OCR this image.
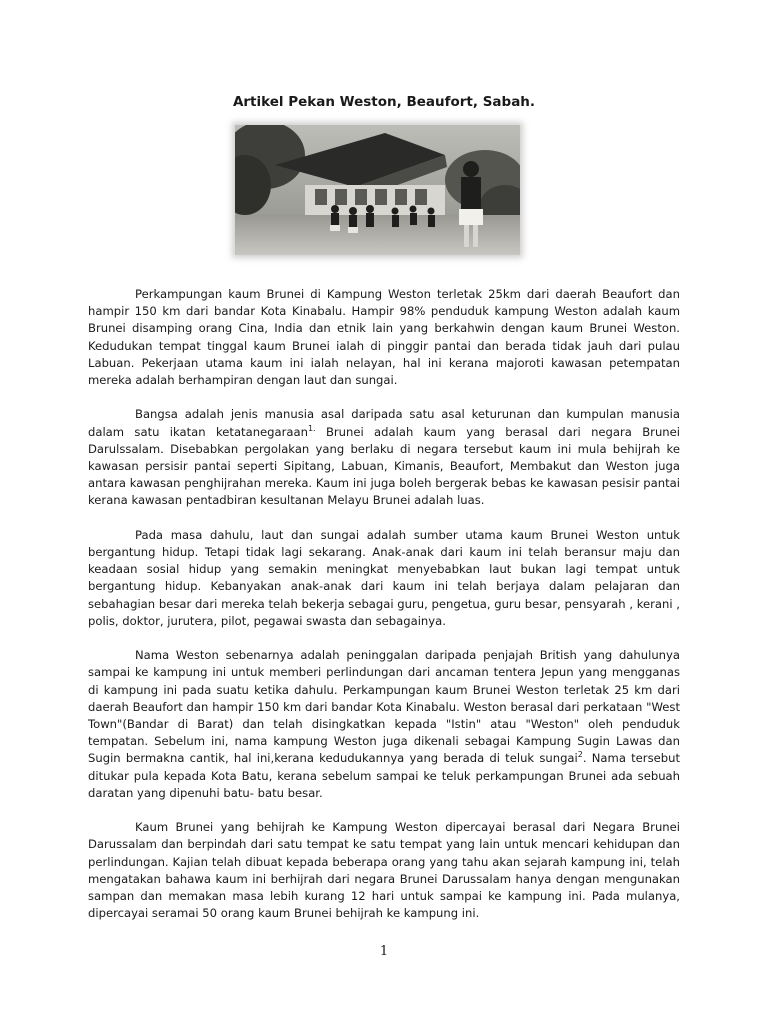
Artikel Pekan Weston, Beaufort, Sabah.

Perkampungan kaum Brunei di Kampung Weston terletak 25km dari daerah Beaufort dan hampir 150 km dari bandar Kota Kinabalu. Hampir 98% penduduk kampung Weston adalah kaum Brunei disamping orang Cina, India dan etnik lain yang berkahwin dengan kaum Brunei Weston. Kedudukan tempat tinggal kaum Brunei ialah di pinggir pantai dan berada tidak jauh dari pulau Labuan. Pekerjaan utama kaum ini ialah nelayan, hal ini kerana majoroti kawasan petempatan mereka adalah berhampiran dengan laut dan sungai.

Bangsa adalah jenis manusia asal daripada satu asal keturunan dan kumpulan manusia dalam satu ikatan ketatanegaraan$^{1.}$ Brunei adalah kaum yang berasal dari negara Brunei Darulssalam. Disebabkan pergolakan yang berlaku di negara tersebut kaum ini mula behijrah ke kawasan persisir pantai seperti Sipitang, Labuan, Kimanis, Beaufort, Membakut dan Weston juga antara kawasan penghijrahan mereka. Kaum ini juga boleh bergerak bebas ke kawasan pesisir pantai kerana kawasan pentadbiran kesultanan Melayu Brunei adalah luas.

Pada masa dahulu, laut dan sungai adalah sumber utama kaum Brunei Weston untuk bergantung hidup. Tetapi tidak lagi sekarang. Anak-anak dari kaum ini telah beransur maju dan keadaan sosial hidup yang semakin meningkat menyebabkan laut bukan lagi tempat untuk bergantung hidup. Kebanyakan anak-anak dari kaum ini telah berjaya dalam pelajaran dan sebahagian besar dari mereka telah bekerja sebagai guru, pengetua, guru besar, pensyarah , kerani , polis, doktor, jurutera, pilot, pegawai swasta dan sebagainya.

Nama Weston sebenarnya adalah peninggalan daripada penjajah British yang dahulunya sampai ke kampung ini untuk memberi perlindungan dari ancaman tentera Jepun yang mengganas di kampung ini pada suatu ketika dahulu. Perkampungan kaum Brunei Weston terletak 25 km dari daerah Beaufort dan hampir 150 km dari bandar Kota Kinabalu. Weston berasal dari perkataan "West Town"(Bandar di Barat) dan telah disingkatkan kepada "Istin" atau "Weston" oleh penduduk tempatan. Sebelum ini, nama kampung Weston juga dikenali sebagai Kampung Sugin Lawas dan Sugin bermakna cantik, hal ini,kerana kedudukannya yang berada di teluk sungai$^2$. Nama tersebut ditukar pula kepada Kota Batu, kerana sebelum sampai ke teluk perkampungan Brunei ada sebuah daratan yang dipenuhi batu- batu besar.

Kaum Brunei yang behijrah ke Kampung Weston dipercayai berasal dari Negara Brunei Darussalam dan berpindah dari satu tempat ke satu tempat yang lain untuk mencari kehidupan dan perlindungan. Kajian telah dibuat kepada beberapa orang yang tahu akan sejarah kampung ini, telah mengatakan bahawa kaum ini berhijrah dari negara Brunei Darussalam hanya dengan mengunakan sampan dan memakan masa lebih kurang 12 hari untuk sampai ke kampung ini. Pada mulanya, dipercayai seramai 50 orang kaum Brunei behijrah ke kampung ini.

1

==

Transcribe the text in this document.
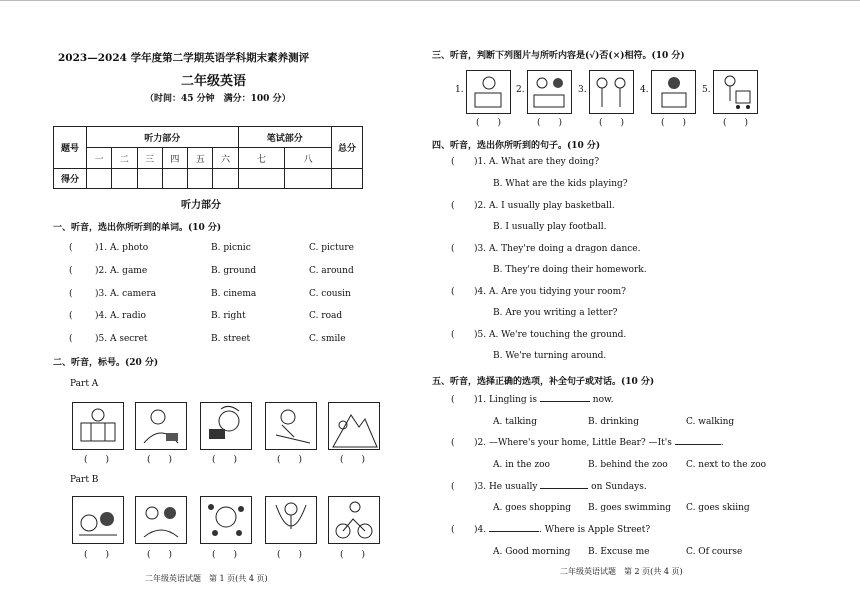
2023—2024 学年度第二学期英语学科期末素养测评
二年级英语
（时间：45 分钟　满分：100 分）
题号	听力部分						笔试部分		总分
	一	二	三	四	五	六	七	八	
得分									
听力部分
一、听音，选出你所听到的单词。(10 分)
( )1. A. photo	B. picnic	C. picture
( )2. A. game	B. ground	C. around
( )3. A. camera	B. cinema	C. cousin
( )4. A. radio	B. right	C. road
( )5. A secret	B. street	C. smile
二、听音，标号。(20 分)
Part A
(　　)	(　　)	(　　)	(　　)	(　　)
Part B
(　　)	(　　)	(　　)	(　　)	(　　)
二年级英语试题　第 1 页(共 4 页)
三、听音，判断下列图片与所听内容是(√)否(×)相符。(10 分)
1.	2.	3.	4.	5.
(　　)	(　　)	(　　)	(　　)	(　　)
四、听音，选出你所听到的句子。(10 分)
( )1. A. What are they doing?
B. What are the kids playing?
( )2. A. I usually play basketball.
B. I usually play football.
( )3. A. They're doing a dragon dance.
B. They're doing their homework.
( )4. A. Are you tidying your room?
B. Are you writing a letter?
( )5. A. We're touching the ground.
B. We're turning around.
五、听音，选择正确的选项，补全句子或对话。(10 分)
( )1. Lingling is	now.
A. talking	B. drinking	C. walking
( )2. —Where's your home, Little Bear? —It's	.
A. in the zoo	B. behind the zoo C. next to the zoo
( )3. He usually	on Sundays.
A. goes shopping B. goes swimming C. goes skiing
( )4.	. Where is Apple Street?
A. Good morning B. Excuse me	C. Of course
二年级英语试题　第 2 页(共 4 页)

--

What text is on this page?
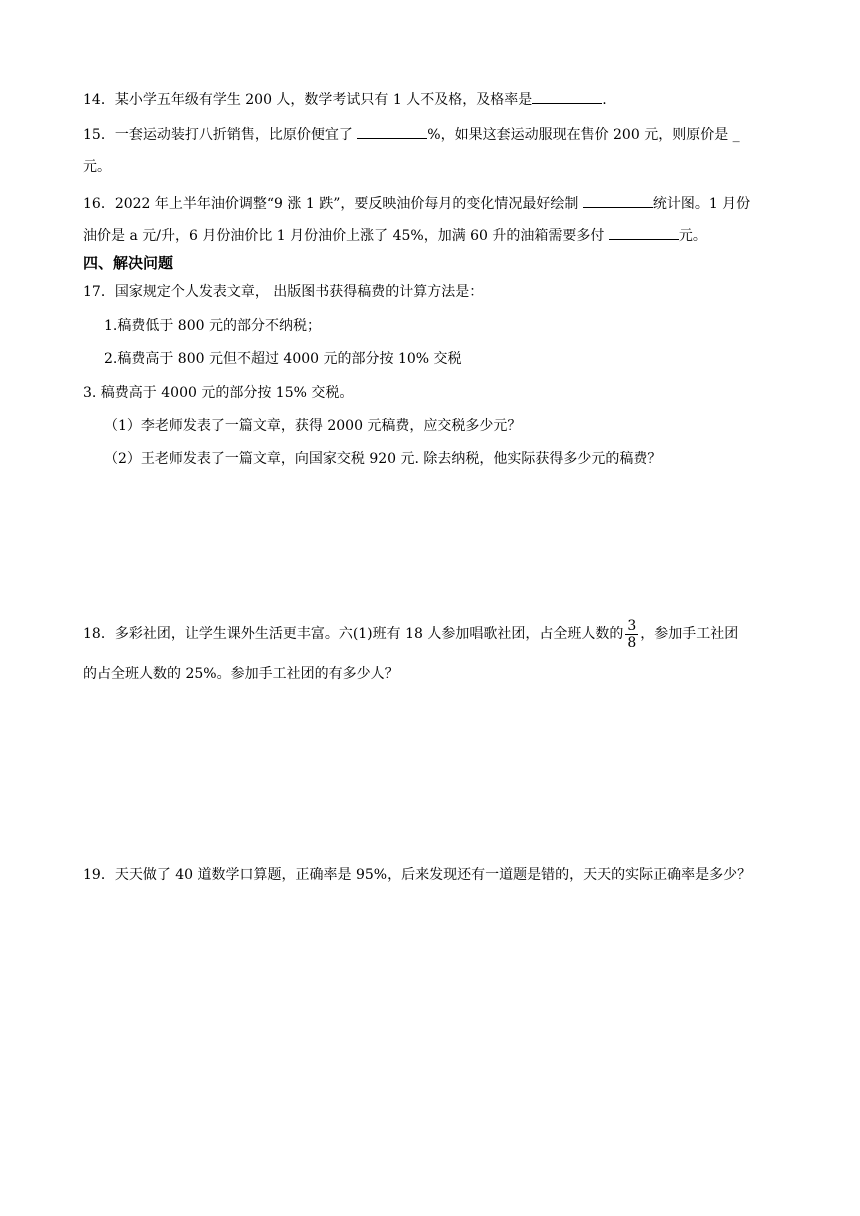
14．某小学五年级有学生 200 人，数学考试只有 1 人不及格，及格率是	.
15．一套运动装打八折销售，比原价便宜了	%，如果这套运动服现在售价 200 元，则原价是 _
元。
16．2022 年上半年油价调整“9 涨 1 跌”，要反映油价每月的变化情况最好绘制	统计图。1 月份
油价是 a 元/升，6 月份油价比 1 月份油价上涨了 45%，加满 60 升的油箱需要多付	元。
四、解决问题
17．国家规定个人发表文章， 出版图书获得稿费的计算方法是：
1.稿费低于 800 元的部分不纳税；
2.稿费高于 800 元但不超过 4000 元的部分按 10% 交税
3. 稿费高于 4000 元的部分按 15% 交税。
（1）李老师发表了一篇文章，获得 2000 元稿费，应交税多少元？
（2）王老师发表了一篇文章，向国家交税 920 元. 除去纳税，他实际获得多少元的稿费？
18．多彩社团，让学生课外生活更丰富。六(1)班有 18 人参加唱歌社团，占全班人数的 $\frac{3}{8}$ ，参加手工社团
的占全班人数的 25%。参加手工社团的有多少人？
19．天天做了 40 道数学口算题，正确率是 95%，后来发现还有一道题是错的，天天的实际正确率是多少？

**WHAT TO DO:**
Scan the listing above for the word "around" and copy every line that holds it.

**RESULT:**
( )2. A. game	B. ground	C. around
B. We're turning around.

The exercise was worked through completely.